## DATASET CONTENT
┌──
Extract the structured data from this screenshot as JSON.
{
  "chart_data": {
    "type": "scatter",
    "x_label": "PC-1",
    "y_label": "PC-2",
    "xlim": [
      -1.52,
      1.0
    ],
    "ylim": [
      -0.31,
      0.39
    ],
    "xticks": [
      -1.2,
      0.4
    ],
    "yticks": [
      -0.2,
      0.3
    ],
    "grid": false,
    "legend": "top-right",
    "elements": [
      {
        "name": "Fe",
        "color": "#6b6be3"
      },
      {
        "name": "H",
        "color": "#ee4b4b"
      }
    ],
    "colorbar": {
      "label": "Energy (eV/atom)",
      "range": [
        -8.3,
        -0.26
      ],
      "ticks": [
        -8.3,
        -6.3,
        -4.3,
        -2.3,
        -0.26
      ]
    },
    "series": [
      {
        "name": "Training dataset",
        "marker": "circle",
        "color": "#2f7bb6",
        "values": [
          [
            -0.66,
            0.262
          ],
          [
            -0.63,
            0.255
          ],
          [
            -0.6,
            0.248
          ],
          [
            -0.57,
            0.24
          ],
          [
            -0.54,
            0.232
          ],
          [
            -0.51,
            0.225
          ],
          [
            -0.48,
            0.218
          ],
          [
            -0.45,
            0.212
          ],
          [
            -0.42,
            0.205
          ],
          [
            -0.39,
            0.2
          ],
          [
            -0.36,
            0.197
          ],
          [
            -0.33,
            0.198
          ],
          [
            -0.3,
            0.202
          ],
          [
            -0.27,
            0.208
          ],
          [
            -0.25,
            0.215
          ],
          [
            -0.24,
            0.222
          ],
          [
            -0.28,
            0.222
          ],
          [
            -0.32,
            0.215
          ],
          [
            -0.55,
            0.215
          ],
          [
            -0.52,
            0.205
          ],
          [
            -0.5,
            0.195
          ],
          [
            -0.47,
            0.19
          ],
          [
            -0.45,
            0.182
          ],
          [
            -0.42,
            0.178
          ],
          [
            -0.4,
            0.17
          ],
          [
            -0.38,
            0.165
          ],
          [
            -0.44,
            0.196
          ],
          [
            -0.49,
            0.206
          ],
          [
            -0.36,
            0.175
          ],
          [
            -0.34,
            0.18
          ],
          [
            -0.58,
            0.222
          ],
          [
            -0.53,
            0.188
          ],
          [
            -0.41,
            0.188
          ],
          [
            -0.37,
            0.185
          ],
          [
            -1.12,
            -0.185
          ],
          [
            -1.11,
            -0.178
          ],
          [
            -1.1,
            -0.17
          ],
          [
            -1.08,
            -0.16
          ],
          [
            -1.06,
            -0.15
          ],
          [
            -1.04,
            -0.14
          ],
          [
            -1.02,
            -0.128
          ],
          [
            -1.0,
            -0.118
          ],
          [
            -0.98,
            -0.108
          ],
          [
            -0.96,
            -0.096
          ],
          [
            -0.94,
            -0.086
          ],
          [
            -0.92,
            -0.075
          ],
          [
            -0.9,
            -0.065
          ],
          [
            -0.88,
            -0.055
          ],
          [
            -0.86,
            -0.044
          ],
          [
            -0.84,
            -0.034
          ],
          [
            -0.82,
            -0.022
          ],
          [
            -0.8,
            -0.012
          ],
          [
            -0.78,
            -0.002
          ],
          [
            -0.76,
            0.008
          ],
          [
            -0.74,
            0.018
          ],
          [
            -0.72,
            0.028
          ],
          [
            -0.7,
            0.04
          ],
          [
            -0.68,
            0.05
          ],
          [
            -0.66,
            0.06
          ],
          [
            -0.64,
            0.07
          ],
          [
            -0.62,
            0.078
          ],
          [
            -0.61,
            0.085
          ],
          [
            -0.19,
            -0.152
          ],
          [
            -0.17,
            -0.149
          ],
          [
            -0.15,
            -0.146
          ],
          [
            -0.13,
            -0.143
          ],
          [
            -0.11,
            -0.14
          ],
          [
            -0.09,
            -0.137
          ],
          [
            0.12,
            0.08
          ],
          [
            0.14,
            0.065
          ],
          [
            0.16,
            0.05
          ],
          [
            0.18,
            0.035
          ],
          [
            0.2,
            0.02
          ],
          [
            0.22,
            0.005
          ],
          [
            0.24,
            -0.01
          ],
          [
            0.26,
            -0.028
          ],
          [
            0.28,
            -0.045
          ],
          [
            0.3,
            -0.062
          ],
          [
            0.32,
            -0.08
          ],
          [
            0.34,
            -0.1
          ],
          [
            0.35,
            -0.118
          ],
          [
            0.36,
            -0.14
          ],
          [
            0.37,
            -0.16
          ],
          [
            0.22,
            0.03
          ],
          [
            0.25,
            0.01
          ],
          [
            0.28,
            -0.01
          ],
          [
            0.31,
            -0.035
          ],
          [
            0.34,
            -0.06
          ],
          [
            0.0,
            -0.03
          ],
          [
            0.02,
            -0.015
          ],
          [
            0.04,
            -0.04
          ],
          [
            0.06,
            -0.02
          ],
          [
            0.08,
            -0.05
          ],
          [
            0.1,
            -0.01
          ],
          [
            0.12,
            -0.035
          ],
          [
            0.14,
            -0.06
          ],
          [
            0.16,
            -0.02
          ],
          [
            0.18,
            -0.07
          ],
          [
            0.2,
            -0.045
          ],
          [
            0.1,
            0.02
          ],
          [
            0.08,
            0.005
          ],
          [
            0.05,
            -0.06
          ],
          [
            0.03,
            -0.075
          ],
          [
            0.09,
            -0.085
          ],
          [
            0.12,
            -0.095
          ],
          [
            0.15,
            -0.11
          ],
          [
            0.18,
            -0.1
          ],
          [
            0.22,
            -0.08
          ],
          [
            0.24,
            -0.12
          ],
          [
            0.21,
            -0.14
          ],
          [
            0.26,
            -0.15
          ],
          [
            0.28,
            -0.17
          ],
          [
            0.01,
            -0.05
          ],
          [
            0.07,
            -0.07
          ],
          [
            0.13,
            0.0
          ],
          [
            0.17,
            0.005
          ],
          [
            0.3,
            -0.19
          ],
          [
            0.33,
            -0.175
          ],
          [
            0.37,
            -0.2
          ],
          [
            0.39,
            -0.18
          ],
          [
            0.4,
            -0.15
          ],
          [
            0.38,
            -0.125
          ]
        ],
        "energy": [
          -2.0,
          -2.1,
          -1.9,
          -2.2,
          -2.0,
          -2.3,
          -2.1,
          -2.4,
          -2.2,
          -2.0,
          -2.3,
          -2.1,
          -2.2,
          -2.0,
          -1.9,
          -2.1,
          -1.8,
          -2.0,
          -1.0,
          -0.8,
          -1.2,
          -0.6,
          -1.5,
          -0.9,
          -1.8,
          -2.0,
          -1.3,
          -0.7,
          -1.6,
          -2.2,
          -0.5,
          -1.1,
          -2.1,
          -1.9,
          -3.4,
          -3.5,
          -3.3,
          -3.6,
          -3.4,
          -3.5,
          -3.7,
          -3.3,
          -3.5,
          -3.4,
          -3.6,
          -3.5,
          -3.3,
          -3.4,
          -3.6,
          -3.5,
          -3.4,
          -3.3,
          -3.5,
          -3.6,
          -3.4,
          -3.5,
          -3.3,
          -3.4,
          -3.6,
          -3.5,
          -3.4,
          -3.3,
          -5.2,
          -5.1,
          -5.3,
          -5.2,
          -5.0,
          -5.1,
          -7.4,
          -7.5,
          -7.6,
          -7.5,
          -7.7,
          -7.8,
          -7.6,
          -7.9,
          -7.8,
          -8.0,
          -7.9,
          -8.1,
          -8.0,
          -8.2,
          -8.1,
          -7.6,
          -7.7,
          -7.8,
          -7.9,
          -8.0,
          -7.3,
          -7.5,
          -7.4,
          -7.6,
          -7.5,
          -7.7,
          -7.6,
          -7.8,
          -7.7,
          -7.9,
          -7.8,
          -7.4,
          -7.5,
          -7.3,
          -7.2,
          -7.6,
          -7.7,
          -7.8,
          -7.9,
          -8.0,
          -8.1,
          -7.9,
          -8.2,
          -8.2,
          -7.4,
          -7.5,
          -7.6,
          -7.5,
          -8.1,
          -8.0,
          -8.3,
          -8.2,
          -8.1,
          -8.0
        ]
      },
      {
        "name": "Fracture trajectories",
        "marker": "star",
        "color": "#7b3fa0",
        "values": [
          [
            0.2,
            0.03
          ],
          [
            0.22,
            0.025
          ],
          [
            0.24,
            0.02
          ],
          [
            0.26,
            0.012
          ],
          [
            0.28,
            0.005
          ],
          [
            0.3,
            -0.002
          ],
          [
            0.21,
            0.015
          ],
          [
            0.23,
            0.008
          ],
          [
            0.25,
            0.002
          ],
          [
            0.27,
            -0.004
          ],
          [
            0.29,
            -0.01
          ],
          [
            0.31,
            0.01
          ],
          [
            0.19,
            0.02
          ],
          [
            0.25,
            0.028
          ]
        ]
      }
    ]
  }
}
└──
## EXERCISE INSTRUCTIONS
What number of lines in the records contain the word "name"? Answer with that number alone.

## COMPLETE OUTPUT
4